Goal => Give the listing again in full, exactly as written.

─── Records shown ───

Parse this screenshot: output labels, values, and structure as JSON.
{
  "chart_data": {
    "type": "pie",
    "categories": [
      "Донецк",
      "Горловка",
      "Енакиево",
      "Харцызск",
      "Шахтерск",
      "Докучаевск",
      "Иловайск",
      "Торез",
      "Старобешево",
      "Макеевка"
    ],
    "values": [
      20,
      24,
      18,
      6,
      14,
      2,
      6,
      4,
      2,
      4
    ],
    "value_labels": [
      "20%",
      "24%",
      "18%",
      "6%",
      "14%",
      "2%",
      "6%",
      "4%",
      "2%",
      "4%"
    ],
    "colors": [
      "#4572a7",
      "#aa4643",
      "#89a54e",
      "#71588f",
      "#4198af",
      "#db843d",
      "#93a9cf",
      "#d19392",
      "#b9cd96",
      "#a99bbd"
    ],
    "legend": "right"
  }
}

───

Answer for the task =>
Parse this screenshot: output labels, values, and structure as JSON.
{
  "chart_data": {
    "type": "pie",
    "categories": [
      "Донецк",
      "Горловка",
      "Енакиево",
      "Харцызск",
      "Шахтерск",
      "Докучаевск",
      "Иловайск",
      "Торез",
      "Старобешево",
      "Макеевка"
    ],
    "values": [
      20,
      24,
      18,
      6,
      14,
      2,
      6,
      4,
      2,
      4
    ],
    "value_labels": [
      "20%",
      "24%",
      "18%",
      "6%",
      "14%",
      "2%",
      "6%",
      "4%",
      "2%",
      "4%"
    ],
    "colors": [
      "#4572a7",
      "#aa4643",
      "#89a54e",
      "#71588f",
      "#4198af",
      "#db843d",
      "#93a9cf",
      "#d19392",
      "#b9cd96",
      "#a99bbd"
    ],
    "legend": "right"
  }
}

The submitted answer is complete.